● **TEXTO SELECCIONADO**
::::::::::

2. Algunas críticas a la postura de de Sousa Santos
  El análisis del sociólogo portugués resulta, sin duda, esclarecedor a la luz de las actuales problemáticas que quedan por resolver en el presente y futuro inmediato, tanto global como regional y localmente. En él, las visiones de corte contractualista son puestas a prueba de los problemas histórico-políticos del contexto internacional; su nueva concepción acerca del Estado es clave tanto para comprender el papel jugado en la política, entendida como lucha por la hegemonía de los intereses de grupos sociales en pugna, por los Estados de bienestar y desarrollistas, así como para reapropiarnos de lo que de útil y práctico tuvieron, hasta su virtual desintegración entre los 80 y 90, con la consolidación de las teorías neoliberales de la economía, la política y la cultura. Supo demostrar cómo el neoliberalismo se introdujo engañosamente en el discurso político y en los planes de contención sociales de los últimos decenios.
  Es sin embargo criticable su balance de cómo el espacio-tiempo nacional y estatal ha venido siendo desplazado por otros, como el instantáneo tiempo digital de Internet, o el glacial tiempo del medio ambiente. Pero, como cualquiera puede comprobar hoy en día, las nuevas tecnologías y los nuevos desarrollos en red a través de las mismas han servido –y siguen sirviendo- a un “novísimo movimiento social”, aunque voluble y complejo, como tienden a decantarse y a transformarse en una novísima forma de hacer política o, incluso, como una novísima forma de lo político en tanto tal. Y, por extensión, tanto reorganizan lo político como las formas culturales, de la comunicación social, de la participación colectiva y de la interacción humana, por lo cual la crisis de tipo paradigmático pasa por ser, hoy más que nunca, y con el retorno de los regímenes conservadores en la región latinoamericana, más una situación de quiebre o de dislocación, del contrato social, moderno o ampliado.

::::::::::

● **INSTRUCCIÓN 1**
¿Concuerdan con el texto seleccionado estas afirmaciones? (a) Los Estados de bienestar y desarrollistas llegaron a desintegrarse virtualmente entre los 80 y 90. (b) El balance de de Sousa Santos sobre el desplazamiento del espacio-tiempo nacional y estatal se considera acertado. (c) Se alude al retorno de regímenes conservadores en Europa. Responde sí o no a cada una y cita textualmente las palabras del texto seleccionado que lo deciden.

● **DATOS DEL EJERCICIO**
::::::::::

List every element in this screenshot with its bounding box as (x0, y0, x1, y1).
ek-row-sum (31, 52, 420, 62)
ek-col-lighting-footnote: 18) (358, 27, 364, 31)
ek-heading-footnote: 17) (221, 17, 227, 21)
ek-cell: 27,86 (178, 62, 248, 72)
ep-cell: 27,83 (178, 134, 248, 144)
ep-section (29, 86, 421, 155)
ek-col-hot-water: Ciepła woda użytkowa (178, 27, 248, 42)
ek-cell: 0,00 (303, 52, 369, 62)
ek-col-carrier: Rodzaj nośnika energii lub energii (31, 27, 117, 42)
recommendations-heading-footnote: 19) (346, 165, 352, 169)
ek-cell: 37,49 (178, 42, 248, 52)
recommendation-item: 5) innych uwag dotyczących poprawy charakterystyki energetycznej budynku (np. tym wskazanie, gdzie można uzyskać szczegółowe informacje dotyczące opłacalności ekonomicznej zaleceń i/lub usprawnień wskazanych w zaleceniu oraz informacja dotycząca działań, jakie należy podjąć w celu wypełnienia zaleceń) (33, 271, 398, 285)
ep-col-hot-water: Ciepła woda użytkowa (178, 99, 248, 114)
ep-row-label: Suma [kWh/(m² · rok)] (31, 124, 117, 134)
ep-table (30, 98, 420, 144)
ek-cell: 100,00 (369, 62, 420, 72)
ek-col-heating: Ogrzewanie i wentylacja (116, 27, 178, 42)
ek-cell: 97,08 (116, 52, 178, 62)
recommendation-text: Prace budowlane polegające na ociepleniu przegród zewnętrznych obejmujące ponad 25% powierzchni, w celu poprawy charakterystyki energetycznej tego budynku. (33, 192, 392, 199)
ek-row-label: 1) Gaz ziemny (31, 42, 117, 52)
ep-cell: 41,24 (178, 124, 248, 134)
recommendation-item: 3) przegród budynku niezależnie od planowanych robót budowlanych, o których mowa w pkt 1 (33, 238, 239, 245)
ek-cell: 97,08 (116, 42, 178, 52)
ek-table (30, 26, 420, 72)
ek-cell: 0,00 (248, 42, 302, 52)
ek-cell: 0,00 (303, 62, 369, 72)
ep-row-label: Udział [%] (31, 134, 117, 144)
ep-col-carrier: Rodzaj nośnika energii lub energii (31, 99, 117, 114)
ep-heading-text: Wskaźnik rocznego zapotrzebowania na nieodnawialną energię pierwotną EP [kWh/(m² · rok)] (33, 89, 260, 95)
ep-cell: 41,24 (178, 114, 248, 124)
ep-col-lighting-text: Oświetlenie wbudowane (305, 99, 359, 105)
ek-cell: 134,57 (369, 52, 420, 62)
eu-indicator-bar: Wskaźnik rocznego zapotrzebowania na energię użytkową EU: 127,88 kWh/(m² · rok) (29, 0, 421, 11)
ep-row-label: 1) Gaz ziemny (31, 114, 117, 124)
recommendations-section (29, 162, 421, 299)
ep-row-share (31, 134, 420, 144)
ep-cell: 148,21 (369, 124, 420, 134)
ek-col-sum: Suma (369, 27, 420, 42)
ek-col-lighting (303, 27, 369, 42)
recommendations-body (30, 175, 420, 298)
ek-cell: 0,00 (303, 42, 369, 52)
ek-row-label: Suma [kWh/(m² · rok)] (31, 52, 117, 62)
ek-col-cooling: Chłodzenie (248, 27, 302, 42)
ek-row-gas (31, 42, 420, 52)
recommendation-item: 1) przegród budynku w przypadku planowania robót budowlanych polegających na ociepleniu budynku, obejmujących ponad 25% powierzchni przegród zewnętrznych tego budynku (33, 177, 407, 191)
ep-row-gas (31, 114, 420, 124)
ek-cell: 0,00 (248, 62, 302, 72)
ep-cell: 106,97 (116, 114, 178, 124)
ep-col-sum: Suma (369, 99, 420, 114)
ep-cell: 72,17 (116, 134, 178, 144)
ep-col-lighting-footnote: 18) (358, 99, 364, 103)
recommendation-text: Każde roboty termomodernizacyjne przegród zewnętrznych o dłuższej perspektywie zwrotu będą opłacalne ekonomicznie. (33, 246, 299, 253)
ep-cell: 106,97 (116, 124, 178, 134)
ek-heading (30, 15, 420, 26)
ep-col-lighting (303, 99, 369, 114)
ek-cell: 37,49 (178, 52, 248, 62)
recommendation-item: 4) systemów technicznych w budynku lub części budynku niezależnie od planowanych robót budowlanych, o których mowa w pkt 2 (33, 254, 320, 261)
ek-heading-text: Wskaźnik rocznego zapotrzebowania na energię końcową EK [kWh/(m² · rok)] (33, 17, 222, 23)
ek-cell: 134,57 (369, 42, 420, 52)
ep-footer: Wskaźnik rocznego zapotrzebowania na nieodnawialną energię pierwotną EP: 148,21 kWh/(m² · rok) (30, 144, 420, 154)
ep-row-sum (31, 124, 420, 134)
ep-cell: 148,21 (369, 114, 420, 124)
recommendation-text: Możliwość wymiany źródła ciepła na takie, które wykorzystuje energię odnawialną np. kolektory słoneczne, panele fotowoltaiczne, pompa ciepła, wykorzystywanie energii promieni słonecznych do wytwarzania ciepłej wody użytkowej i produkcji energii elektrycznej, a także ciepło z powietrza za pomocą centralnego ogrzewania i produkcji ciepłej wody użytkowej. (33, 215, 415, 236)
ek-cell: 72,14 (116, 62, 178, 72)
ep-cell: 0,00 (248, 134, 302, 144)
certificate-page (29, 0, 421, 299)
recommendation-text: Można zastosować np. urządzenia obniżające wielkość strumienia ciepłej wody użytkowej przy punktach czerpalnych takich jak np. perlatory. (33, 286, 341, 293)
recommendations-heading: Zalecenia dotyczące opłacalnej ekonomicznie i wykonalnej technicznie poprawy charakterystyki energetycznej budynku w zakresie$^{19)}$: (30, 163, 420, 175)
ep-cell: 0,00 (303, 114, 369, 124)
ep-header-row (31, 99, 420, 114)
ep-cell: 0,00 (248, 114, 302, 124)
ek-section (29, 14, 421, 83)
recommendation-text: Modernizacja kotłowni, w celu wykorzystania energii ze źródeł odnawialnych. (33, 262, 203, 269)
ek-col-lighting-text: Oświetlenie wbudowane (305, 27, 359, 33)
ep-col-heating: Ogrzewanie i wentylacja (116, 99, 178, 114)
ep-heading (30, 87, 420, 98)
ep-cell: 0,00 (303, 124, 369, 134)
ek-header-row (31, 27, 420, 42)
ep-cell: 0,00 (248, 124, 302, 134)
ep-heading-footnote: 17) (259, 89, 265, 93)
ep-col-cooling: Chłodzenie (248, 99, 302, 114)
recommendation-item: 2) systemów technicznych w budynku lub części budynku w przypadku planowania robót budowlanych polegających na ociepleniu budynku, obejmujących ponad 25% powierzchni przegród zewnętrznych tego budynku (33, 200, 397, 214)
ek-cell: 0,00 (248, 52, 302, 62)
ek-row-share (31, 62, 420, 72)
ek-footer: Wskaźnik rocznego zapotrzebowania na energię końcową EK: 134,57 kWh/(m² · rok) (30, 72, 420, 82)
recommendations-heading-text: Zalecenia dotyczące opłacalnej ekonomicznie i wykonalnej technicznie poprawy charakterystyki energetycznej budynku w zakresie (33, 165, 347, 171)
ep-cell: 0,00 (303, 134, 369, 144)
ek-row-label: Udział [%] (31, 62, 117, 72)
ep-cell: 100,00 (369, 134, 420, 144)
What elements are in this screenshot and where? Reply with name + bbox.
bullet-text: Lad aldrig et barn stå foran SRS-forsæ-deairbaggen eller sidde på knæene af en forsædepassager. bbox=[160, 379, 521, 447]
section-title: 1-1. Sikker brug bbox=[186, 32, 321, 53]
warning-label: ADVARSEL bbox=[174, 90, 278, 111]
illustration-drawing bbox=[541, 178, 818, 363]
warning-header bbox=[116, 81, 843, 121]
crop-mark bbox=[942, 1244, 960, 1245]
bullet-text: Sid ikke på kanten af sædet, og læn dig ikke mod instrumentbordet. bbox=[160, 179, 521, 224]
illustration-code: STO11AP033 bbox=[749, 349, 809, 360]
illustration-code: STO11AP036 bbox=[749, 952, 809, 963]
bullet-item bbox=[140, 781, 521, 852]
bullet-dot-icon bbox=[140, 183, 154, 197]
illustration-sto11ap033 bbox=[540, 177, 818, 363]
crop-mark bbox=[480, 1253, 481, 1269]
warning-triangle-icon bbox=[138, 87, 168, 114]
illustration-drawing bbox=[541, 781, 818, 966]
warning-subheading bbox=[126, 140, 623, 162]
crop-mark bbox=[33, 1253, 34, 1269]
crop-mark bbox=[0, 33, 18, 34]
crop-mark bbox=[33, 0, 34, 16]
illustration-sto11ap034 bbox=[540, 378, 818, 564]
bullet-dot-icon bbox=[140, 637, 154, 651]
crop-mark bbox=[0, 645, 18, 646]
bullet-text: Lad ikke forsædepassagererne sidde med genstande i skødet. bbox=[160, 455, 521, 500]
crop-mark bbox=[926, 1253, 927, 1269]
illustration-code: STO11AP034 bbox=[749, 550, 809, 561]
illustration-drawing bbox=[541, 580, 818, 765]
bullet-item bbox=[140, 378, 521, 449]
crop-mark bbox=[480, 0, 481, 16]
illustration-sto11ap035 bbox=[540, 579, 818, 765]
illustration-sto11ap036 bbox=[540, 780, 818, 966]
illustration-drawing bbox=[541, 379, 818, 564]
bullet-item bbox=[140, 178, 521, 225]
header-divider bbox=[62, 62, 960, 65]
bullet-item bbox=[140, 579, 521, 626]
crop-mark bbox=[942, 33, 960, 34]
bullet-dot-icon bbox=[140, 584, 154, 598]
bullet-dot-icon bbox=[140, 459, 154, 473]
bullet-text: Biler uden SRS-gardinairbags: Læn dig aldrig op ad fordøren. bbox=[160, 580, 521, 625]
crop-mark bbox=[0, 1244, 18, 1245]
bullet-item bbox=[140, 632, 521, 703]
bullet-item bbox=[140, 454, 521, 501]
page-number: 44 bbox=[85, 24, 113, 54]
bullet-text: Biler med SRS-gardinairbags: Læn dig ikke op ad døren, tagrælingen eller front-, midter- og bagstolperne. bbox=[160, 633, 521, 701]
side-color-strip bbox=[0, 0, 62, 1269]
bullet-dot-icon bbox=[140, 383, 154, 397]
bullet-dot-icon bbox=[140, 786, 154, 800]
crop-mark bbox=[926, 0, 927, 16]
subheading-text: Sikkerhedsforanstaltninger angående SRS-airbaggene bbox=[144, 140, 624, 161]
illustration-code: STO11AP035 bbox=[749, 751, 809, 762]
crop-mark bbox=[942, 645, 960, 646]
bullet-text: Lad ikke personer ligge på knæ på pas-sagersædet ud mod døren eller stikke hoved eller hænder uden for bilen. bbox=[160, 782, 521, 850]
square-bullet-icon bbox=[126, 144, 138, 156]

::::::::::

● **INSTRUCCIÓN 2**
¿Puedes extraer del listado, sin cambiar nada, las líneas que van desde la primera hasta la que contiene "ep-cell: 41,24 (178, 124, 248, 134)", ambas incluidas?

● **RESPUESTA COMPLETA 1**
(a) Sí: "hasta su virtual desintegración entre los 80 y 90".
(b) No: "Es sin embargo criticable su balance de cómo el espacio-tiempo nacional y estatal ha venido siendo desplazado por otros".
(c) No: "con el retorno de los regímenes conservadores en la región latinoamericana".

● **RESPUESTA COMPLETA 2**
List every element in this screenshot with its bounding box as (x0, y0, x1, y1).
ek-row-sum (31, 52, 420, 62)
ek-col-lighting-footnote: 18) (358, 27, 364, 31)
ek-heading-footnote: 17) (221, 17, 227, 21)
ek-cell: 27,86 (178, 62, 248, 72)
ep-cell: 27,83 (178, 134, 248, 144)
ep-section (29, 86, 421, 155)
ek-col-hot-water: Ciepła woda użytkowa (178, 27, 248, 42)
ek-cell: 0,00 (303, 52, 369, 62)
ek-col-carrier: Rodzaj nośnika energii lub energii (31, 27, 117, 42)
recommendations-heading-footnote: 19) (346, 165, 352, 169)
ek-cell: 37,49 (178, 42, 248, 52)
recommendation-item: 5) innych uwag dotyczących poprawy charakterystyki energetycznej budynku (np. tym wskazanie, gdzie można uzyskać szczegółowe informacje dotyczące opłacalności ekonomicznej zaleceń i/lub usprawnień wskazanych w zaleceniu oraz informacja dotycząca działań, jakie należy podjąć w celu wypełnienia zaleceń) (33, 271, 398, 285)
ep-col-hot-water: Ciepła woda użytkowa (178, 99, 248, 114)
ep-row-label: Suma [kWh/(m² · rok)] (31, 124, 117, 134)
ep-table (30, 98, 420, 144)
ek-cell: 100,00 (369, 62, 420, 72)
ek-col-heating: Ogrzewanie i wentylacja (116, 27, 178, 42)
ek-cell: 97,08 (116, 52, 178, 62)
recommendation-text: Prace budowlane polegające na ociepleniu przegród zewnętrznych obejmujące ponad 25% powierzchni, w celu poprawy charakterystyki energetycznej tego budynku. (33, 192, 392, 199)
ek-row-label: 1) Gaz ziemny (31, 42, 117, 52)
ep-cell: 41,24 (178, 124, 248, 134)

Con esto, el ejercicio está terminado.